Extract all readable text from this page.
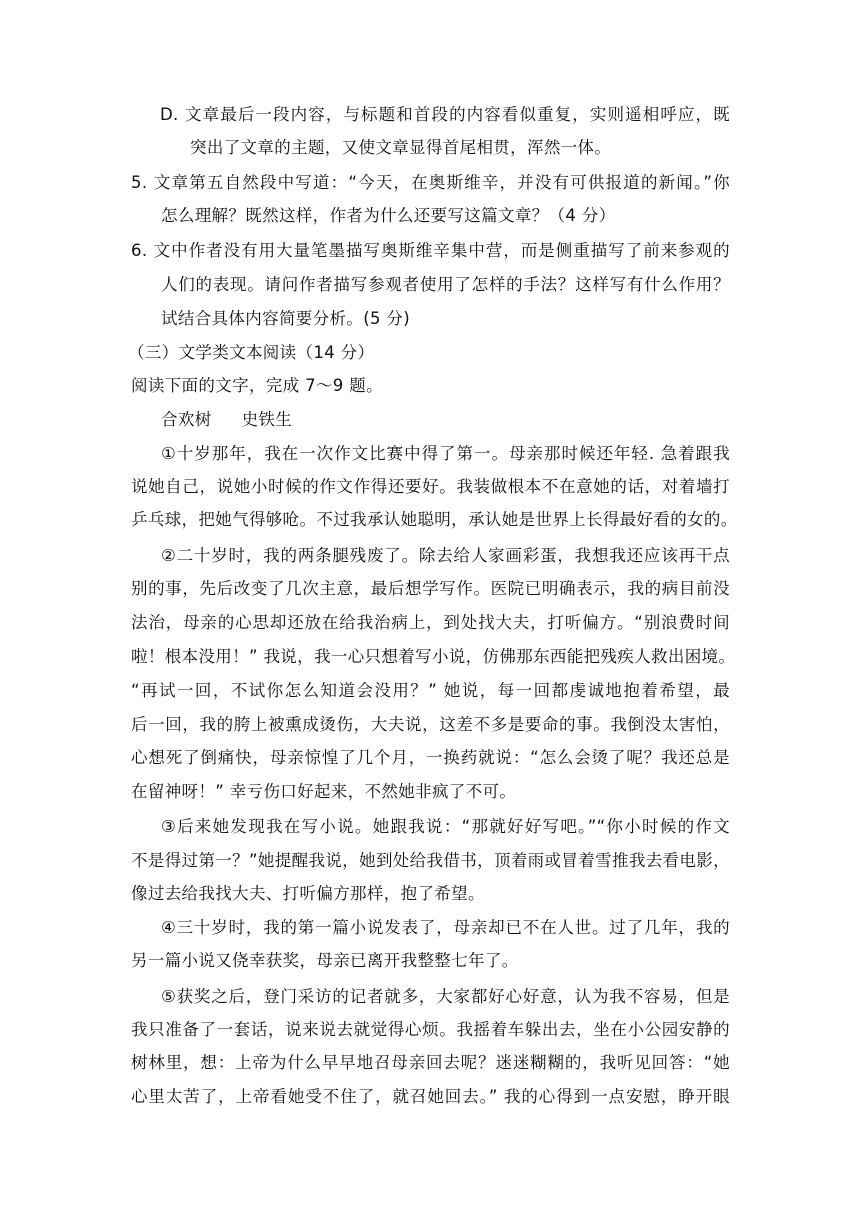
D. 文章最后一段内容，与标题和首段的内容看似重复，实则遥相呼应，既
突出了文章的主题，又使文章显得首尾相贯，浑然一体。
5. 文章第五自然段中写道：“今天，在奥斯维辛，并没有可供报道的新闻。”你
怎么理解？既然这样，作者为什么还要写这篇文章？（4 分）
6. 文中作者没有用大量笔墨描写奥斯维辛集中营，而是侧重描写了前来参观的
人们的表现。请问作者描写参观者使用了怎样的手法？这样写有什么作用？
试结合具体内容简要分析。(5 分)
（三）文学类文本阅读（14 分）
阅读下面的文字，完成 7～9 题。
合欢树 史铁生
①十岁那年，我在一次作文比赛中得了第一。母亲那时候还年轻. 急着跟我
说她自己，说她小时候的作文作得还要好。我装做根本不在意她的话，对着墙打
乒乓球，把她气得够呛。不过我承认她聪明，承认她是世界上长得最好看的女的。
②二十岁时，我的两条腿残废了。除去给人家画彩蛋，我想我还应该再干点
别的事，先后改变了几次主意，最后想学写作。医院已明确表示，我的病目前没
法治，母亲的心思却还放在给我治病上，到处找大夫，打听偏方。“别浪费时间
啦！根本没用！” 我说，我一心只想着写小说，仿佛那东西能把残疾人救出困境。
“再试一回，不试你怎么知道会没用？” 她说，每一回都虔诚地抱着希望，最
后一回，我的胯上被熏成烫伤，大夫说，这差不多是要命的事。我倒没太害怕，
心想死了倒痛快，母亲惊惶了几个月，一换药就说：“怎么会烫了呢？我还总是
在留神呀！” 幸亏伤口好起来，不然她非疯了不可。
③后来她发现我在写小说。她跟我说：“那就好好写吧。”“你小时候的作文
不是得过第一？”她提醒我说，她到处给我借书，顶着雨或冒着雪推我去看电影，
像过去给我找大夫、打听偏方那样，抱了希望。
④三十岁时，我的第一篇小说发表了，母亲却已不在人世。过了几年，我的
另一篇小说又侥幸获奖，母亲已离开我整整七年了。
⑤获奖之后，登门采访的记者就多，大家都好心好意，认为我不容易，但是
我只准备了一套话，说来说去就觉得心烦。我摇着车躲出去，坐在小公园安静的
树林里，想：上帝为什么早早地召母亲回去呢？迷迷糊糊的，我听见回答：“她
心里太苦了，上帝看她受不住了，就召她回去。” 我的心得到一点安慰，睁开眼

» **Short task**
The records above need to be given again exactly. Omit the pictures.

» **Problem solution**
Extract all readable text from this page.
D. 文章最后一段内容，与标题和首段的内容看似重复，实则遥相呼应，既
突出了文章的主题，又使文章显得首尾相贯，浑然一体。
5. 文章第五自然段中写道：“今天，在奥斯维辛，并没有可供报道的新闻。”你
怎么理解？既然这样，作者为什么还要写这篇文章？（4 分）
6. 文中作者没有用大量笔墨描写奥斯维辛集中营，而是侧重描写了前来参观的
人们的表现。请问作者描写参观者使用了怎样的手法？这样写有什么作用？
试结合具体内容简要分析。(5 分)
（三）文学类文本阅读（14 分）
阅读下面的文字，完成 7～9 题。
合欢树 史铁生
①十岁那年，我在一次作文比赛中得了第一。母亲那时候还年轻. 急着跟我
说她自己，说她小时候的作文作得还要好。我装做根本不在意她的话，对着墙打
乒乓球，把她气得够呛。不过我承认她聪明，承认她是世界上长得最好看的女的。
②二十岁时，我的两条腿残废了。除去给人家画彩蛋，我想我还应该再干点
别的事，先后改变了几次主意，最后想学写作。医院已明确表示，我的病目前没
法治，母亲的心思却还放在给我治病上，到处找大夫，打听偏方。“别浪费时间
啦！根本没用！” 我说，我一心只想着写小说，仿佛那东西能把残疾人救出困境。
“再试一回，不试你怎么知道会没用？” 她说，每一回都虔诚地抱着希望，最
后一回，我的胯上被熏成烫伤，大夫说，这差不多是要命的事。我倒没太害怕，
心想死了倒痛快，母亲惊惶了几个月，一换药就说：“怎么会烫了呢？我还总是
在留神呀！” 幸亏伤口好起来，不然她非疯了不可。
③后来她发现我在写小说。她跟我说：“那就好好写吧。”“你小时候的作文
不是得过第一？”她提醒我说，她到处给我借书，顶着雨或冒着雪推我去看电影，
像过去给我找大夫、打听偏方那样，抱了希望。
④三十岁时，我的第一篇小说发表了，母亲却已不在人世。过了几年，我的
另一篇小说又侥幸获奖，母亲已离开我整整七年了。
⑤获奖之后，登门采访的记者就多，大家都好心好意，认为我不容易，但是
我只准备了一套话，说来说去就觉得心烦。我摇着车躲出去，坐在小公园安静的
树林里，想：上帝为什么早早地召母亲回去呢？迷迷糊糊的，我听见回答：“她
心里太苦了，上帝看她受不住了，就召她回去。” 我的心得到一点安慰，睁开眼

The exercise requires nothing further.